**Task to carry out:** Copy, in full, each line of the material that holds the word "Learning".

◇ ◇ ◇ ◇

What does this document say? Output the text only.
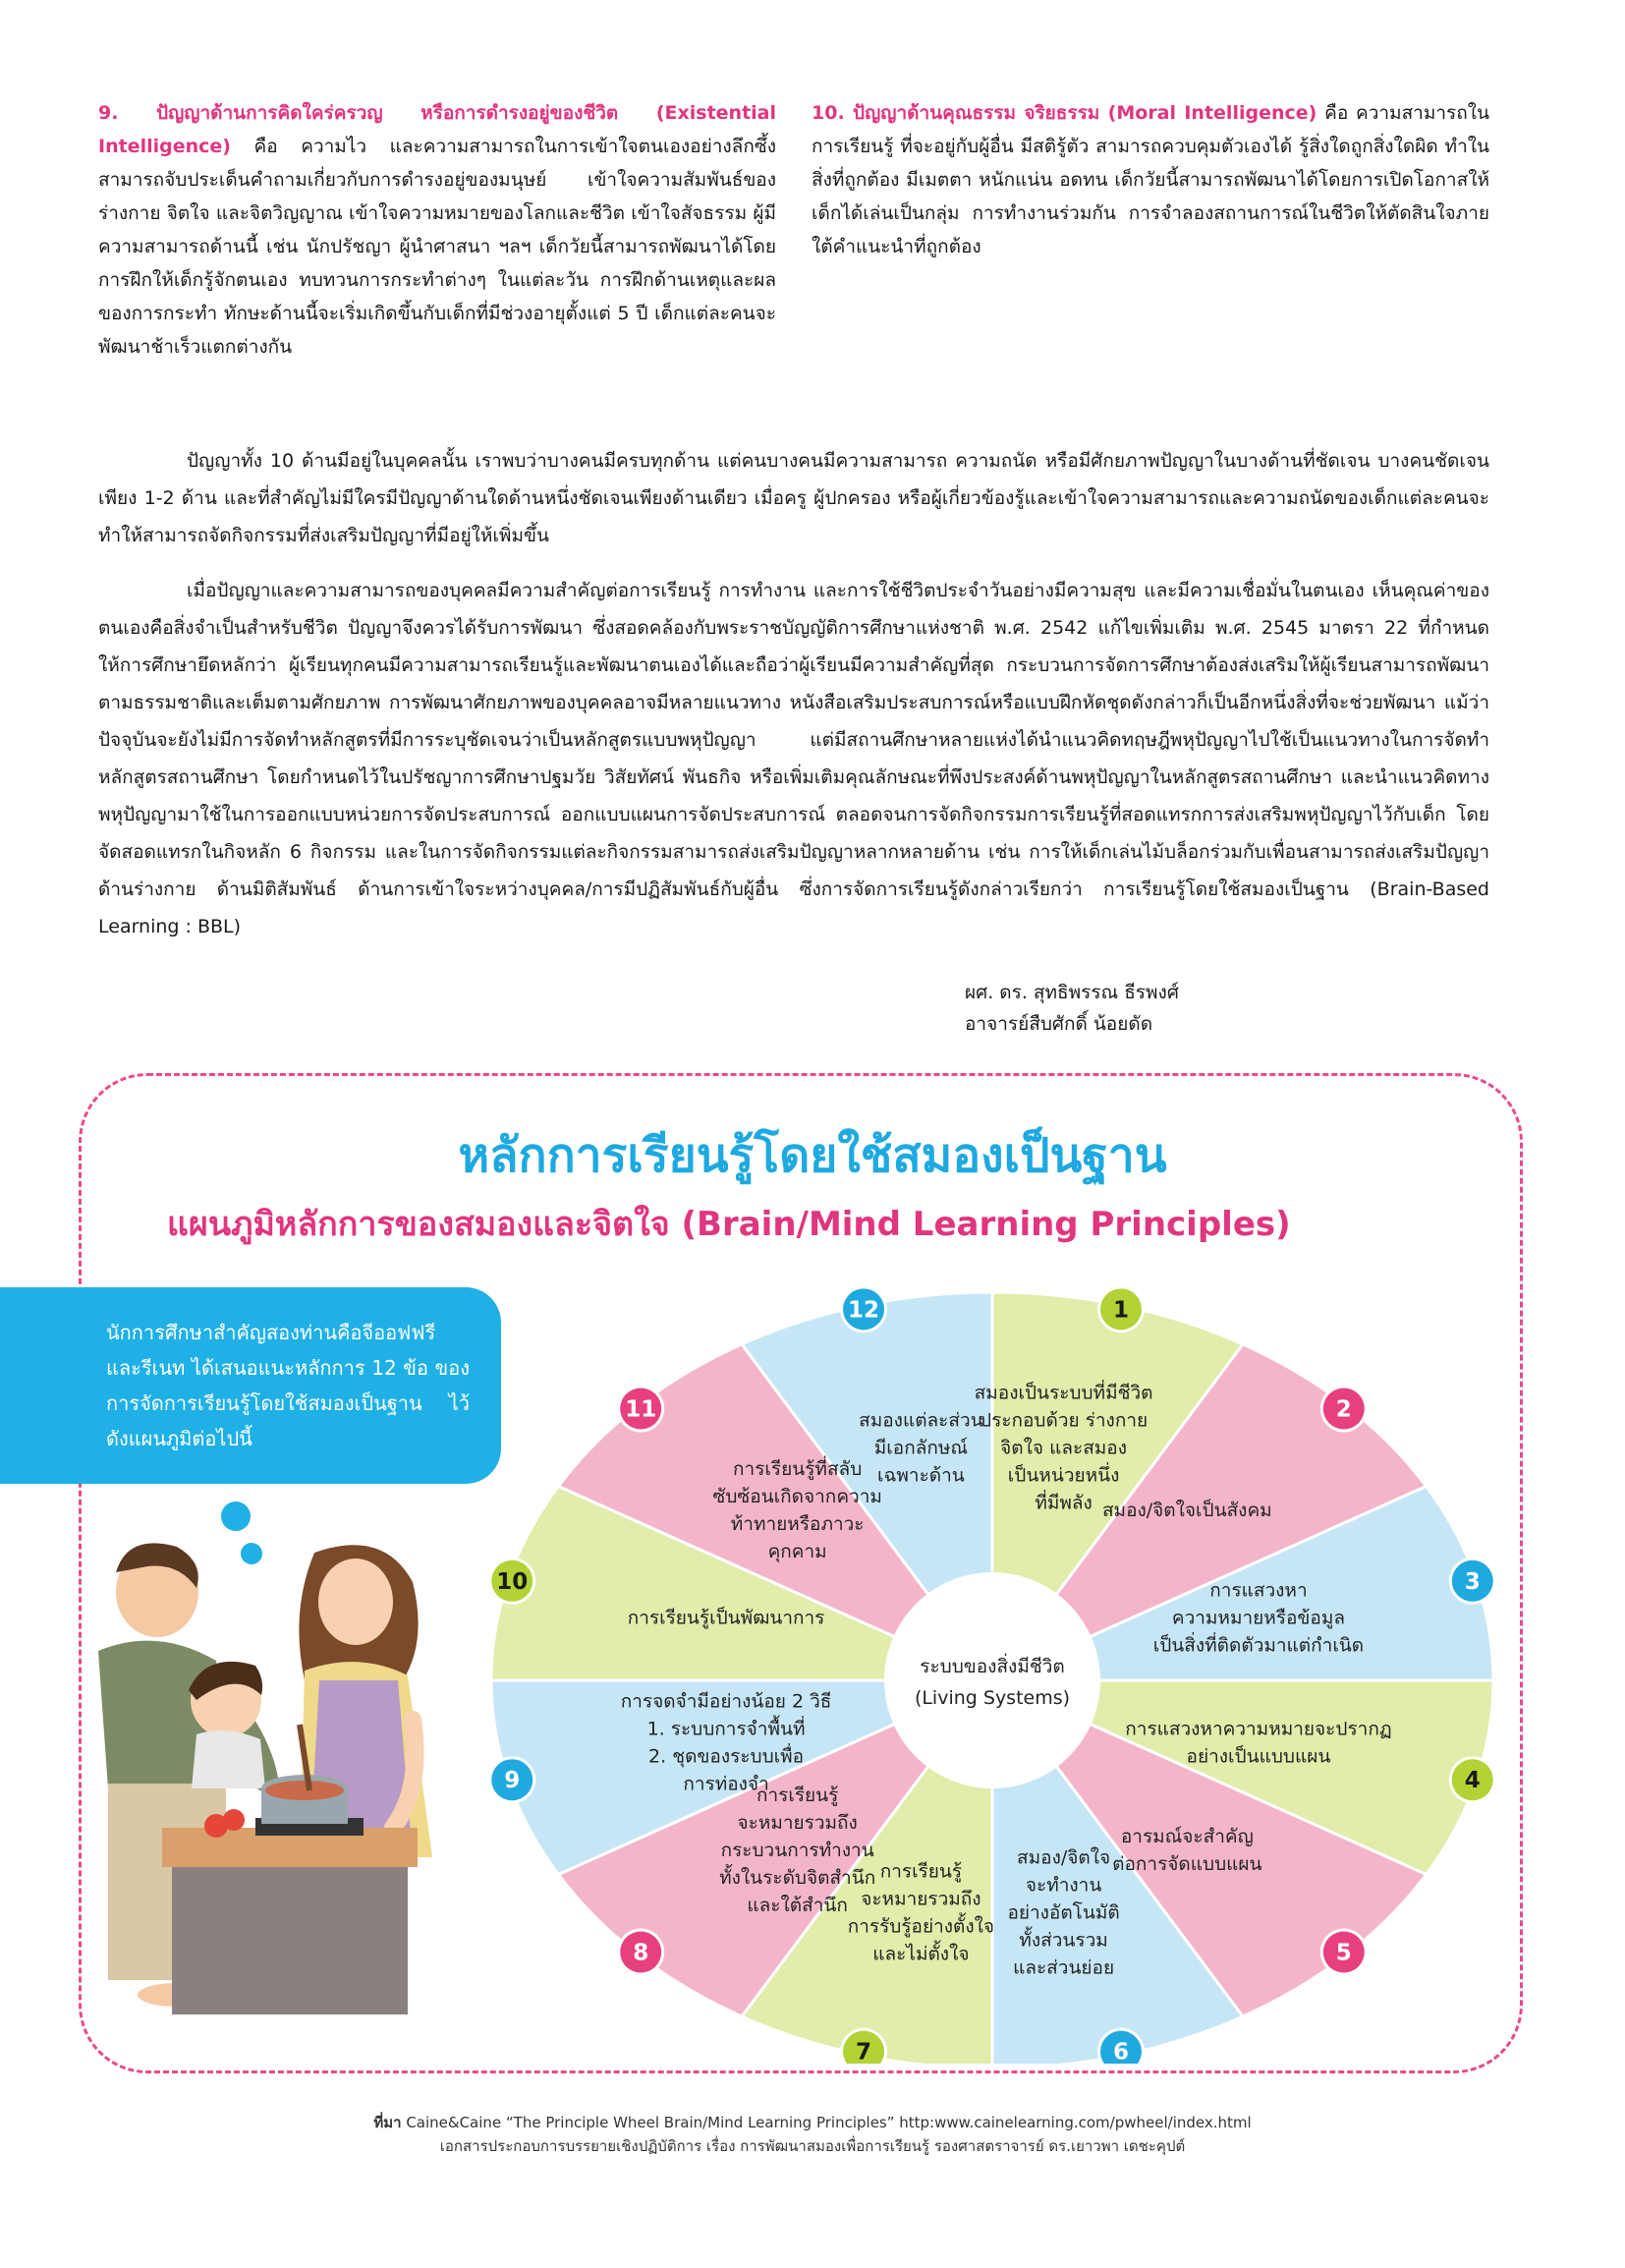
9. ปัญญาด้านการคิดใคร่ครวญ หรือการดำรงอยู่ของชีวิต (Existential Intelligence) คือ ความไว และความสามารถในการเข้าใจตนเองอย่างลึกซึ้ง สามารถจับประเด็นคำถามเกี่ยวกับการดำรงอยู่ของมนุษย์ เข้าใจความสัมพันธ์ของร่างกาย จิตใจ และจิตวิญญาณ เข้าใจความหมายของโลกและชีวิต เข้าใจสัจธรรม ผู้มีความสามารถด้านนี้ เช่น นักปรัชญา ผู้นำศาสนา ฯลฯ เด็กวัยนี้สามารถพัฒนาได้โดยการฝึกให้เด็กรู้จักตนเอง ทบทวนการกระทำต่างๆ ในแต่ละวัน การฝึกด้านเหตุและผลของการกระทำ ทักษะด้านนี้จะเริ่มเกิดขึ้นกับเด็กที่มีช่วงอายุตั้งแต่ 5 ปี เด็กแต่ละคนจะพัฒนาช้าเร็วแตกต่างกัน
10. ปัญญาด้านคุณธรรม จริยธรรม (Moral Intelligence) คือ ความสามารถในการเรียนรู้ ที่จะอยู่กับผู้อื่น มีสติรู้ตัว สามารถควบคุมตัวเองได้ รู้สิ่งใดถูกสิ่งใดผิด ทำในสิ่งที่ถูกต้อง มีเมตตา หนักแน่น อดทน เด็กวัยนี้สามารถพัฒนาได้โดยการเปิดโอกาสให้เด็กได้เล่นเป็นกลุ่ม การทำงานร่วมกัน การจำลองสถานการณ์ในชีวิตให้ตัดสินใจภายใต้คำแนะนำที่ถูกต้อง
ปัญญาทั้ง 10 ด้านมีอยู่ในบุคคลนั้น เราพบว่าบางคนมีครบทุกด้าน แต่คนบางคนมีความสามารถ ความถนัด หรือมีศักยภาพปัญญาในบางด้านที่ชัดเจน บางคนชัดเจนเพียง 1-2 ด้าน และที่สำคัญไม่มีใครมีปัญญาด้านใดด้านหนึ่งชัดเจนเพียงด้านเดียว เมื่อครู ผู้ปกครอง หรือผู้เกี่ยวข้องรู้และเข้าใจความสามารถและความถนัดของเด็กแต่ละคนจะทำให้สามารถจัดกิจกรรมที่ส่งเสริมปัญญาที่มีอยู่ให้เพิ่มขึ้น
เมื่อปัญญาและความสามารถของบุคคลมีความสำคัญต่อการเรียนรู้ การทำงาน และการใช้ชีวิตประจำวันอย่างมีความสุข และมีความเชื่อมั่นในตนเอง เห็นคุณค่าของตนเองคือสิ่งจำเป็นสำหรับชีวิต ปัญญาจึงควรได้รับการพัฒนา ซึ่งสอดคล้องกับพระราชบัญญัติการศึกษาแห่งชาติ พ.ศ. 2542 แก้ไขเพิ่มเติม พ.ศ. 2545 มาตรา 22 ที่กำหนดให้การศึกษายึดหลักว่า ผู้เรียนทุกคนมีความสามารถเรียนรู้และพัฒนาตนเองได้และถือว่าผู้เรียนมีความสำคัญที่สุด กระบวนการจัดการศึกษาต้องส่งเสริมให้ผู้เรียนสามารถพัฒนาตามธรรมชาติและเต็มตามศักยภาพ การพัฒนาศักยภาพของบุคคลอาจมีหลายแนวทาง หนังสือเสริมประสบการณ์หรือแบบฝึกหัดชุดดังกล่าวก็เป็นอีกหนึ่งสิ่งที่จะช่วยพัฒนา แม้ว่าปัจจุบันจะยังไม่มีการจัดทำหลักสูตรที่มีการระบุชัดเจนว่าเป็นหลักสูตรแบบพหุปัญญา แต่มีสถานศึกษาหลายแห่งได้นำแนวคิดทฤษฎีพหุปัญญาไปใช้เป็นแนวทางในการจัดทำหลักสูตรสถานศึกษา โดยกำหนดไว้ในปรัชญาการศึกษาปฐมวัย วิสัยทัศน์ พันธกิจ หรือเพิ่มเติมคุณลักษณะที่พึงประสงค์ด้านพหุปัญญาในหลักสูตรสถานศึกษา และนำแนวคิดทางพหุปัญญามาใช้ในการออกแบบหน่วยการจัดประสบการณ์ ออกแบบแผนการจัดประสบการณ์ ตลอดจนการจัดกิจกรรมการเรียนรู้ที่สอดแทรกการส่งเสริมพหุปัญญาไว้กับเด็ก โดยจัดสอดแทรกในกิจหลัก 6 กิจกรรม และในการจัดกิจกรรมแต่ละกิจกรรมสามารถส่งเสริมปัญญาหลากหลายด้าน เช่น การให้เด็กเล่นไม้บล็อกร่วมกับเพื่อนสามารถส่งเสริมปัญญาด้านร่างกาย ด้านมิติสัมพันธ์ ด้านการเข้าใจระหว่างบุคคล/การมีปฏิสัมพันธ์กับผู้อื่น ซึ่งการจัดการเรียนรู้ดังกล่าวเรียกว่า การเรียนรู้โดยใช้สมองเป็นฐาน (Brain-Based Learning : BBL)
ผศ. ดร. สุทธิพรรณ ธีรพงศ์
อาจารย์สืบศักดิ์ น้อยดัด
หลักการเรียนรู้โดยใช้สมองเป็นฐาน
แผนภูมิหลักการของสมองและจิตใจ (Brain/Mind Learning Principles)
นักการศึกษาสำคัญสองท่านคือจีออฟฟรี และรีเนท ได้เสนอแนะหลักการ 12 ข้อ ของการจัดการเรียนรู้โดยใช้สมองเป็นฐาน ไว้ดังแผนภูมิต่อไปนี้
ระบบของสิ่งมีชีวิต
(Living Systems)
สมองเป็นระบบที่มีชีวิต
ประกอบด้วย ร่างกาย
จิตใจ และสมอง
เป็นหน่วยหนึ่ง
ที่มีพลัง
1
สมอง/จิตใจเป็นสังคม
2
การแสวงหา
ความหมายหรือข้อมูล
เป็นสิ่งที่ติดตัวมาแต่กำเนิด
3
การแสวงหาความหมายจะปรากฏ
อย่างเป็นแบบแผน
4
อารมณ์จะสำคัญ
ต่อการจัดแบบแผน
5
สมอง/จิตใจ
จะทำงาน
อย่างอัตโนมัติ
ทั้งส่วนรวม
และส่วนย่อย
6
การเรียนรู้
จะหมายรวมถึง
การรับรู้อย่างตั้งใจ
และไม่ตั้งใจ
7
การเรียนรู้
จะหมายรวมถึง
กระบวนการทำงาน
ทั้งในระดับจิตสำนึก
และใต้สำนึก
8
การจดจำมีอย่างน้อย 2 วิธี
1. ระบบการจำพื้นที่
2. ชุดของระบบเพื่อ
การท่องจำ
9
การเรียนรู้เป็นพัฒนาการ
10
การเรียนรู้ที่สลับ
ซับซ้อนเกิดจากความ
ท้าทายหรือภาวะ
คุกคาม
11	สมองแต่ละส่วน
มีเอกลักษณ์
เฉพาะด้าน
12
ที่มา Caine&Caine “The Principle Wheel Brain/Mind Learning Principles” http:www.cainelearning.com/pwheel/index.html
เอกสารประกอบการบรรยายเชิงปฏิบัติการ เรื่อง การพัฒนาสมองเพื่อการเรียนรู้ รองศาสตราจารย์ ดร.เยาวพา เดชะคุปต์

◇ ◇ ◇ ◇

**Expected answer:**
เมื่อปัญญาและความสามารถของบุคคลมีความสำคัญต่อการเรียนรู้ การทำงาน และการใช้ชีวิตประจำวันอย่างมีความสุข และมีความเชื่อมั่นในตนเอง เห็นคุณค่าของตนเองคือสิ่งจำเป็นสำหรับชีวิต ปัญญาจึงควรได้รับการพัฒนา ซึ่งสอดคล้องกับพระราชบัญญัติการศึกษาแห่งชาติ พ.ศ. 2542 แก้ไขเพิ่มเติม พ.ศ. 2545 มาตรา 22 ที่กำหนดให้การศึกษายึดหลักว่า ผู้เรียนทุกคนมีความสามารถเรียนรู้และพัฒนาตนเองได้และถือว่าผู้เรียนมีความสำคัญที่สุด กระบวนการจัดการศึกษาต้องส่งเสริมให้ผู้เรียนสามารถพัฒนาตามธรรมชาติและเต็มตามศักยภาพ การพัฒนาศักยภาพของบุคคลอาจมีหลายแนวทาง หนังสือเสริมประสบการณ์หรือแบบฝึกหัดชุดดังกล่าวก็เป็นอีกหนึ่งสิ่งที่จะช่วยพัฒนา แม้ว่าปัจจุบันจะยังไม่มีการจัดทำหลักสูตรที่มีการระบุชัดเจนว่าเป็นหลักสูตรแบบพหุปัญญา แต่มีสถานศึกษาหลายแห่งได้นำแนวคิดทฤษฎีพหุปัญญาไปใช้เป็นแนวทางในการจัดทำหลักสูตรสถานศึกษา โดยกำหนดไว้ในปรัชญาการศึกษาปฐมวัย วิสัยทัศน์ พันธกิจ หรือเพิ่มเติมคุณลักษณะที่พึงประสงค์ด้านพหุปัญญาในหลักสูตรสถานศึกษา และนำแนวคิดทางพหุปัญญามาใช้ในการออกแบบหน่วยการจัดประสบการณ์ ออกแบบแผนการจัดประสบการณ์ ตลอดจนการจัดกิจกรรมการเรียนรู้ที่สอดแทรกการส่งเสริมพหุปัญญาไว้กับเด็ก โดยจัดสอดแทรกในกิจหลัก 6 กิจกรรม และในการจัดกิจกรรมแต่ละกิจกรรมสามารถส่งเสริมปัญญาหลากหลายด้าน เช่น การให้เด็กเล่นไม้บล็อกร่วมกับเพื่อนสามารถส่งเสริมปัญญาด้านร่างกาย ด้านมิติสัมพันธ์ ด้านการเข้าใจระหว่างบุคคล/การมีปฏิสัมพันธ์กับผู้อื่น ซึ่งการจัดการเรียนรู้ดังกล่าวเรียกว่า การเรียนรู้โดยใช้สมองเป็นฐาน (Brain-Based Learning : BBL)
แผนภูมิหลักการของสมองและจิตใจ (Brain/Mind Learning Principles)
ที่มา Caine&Caine “The Principle Wheel Brain/Mind Learning Principles” http:www.cainelearning.com/pwheel/index.html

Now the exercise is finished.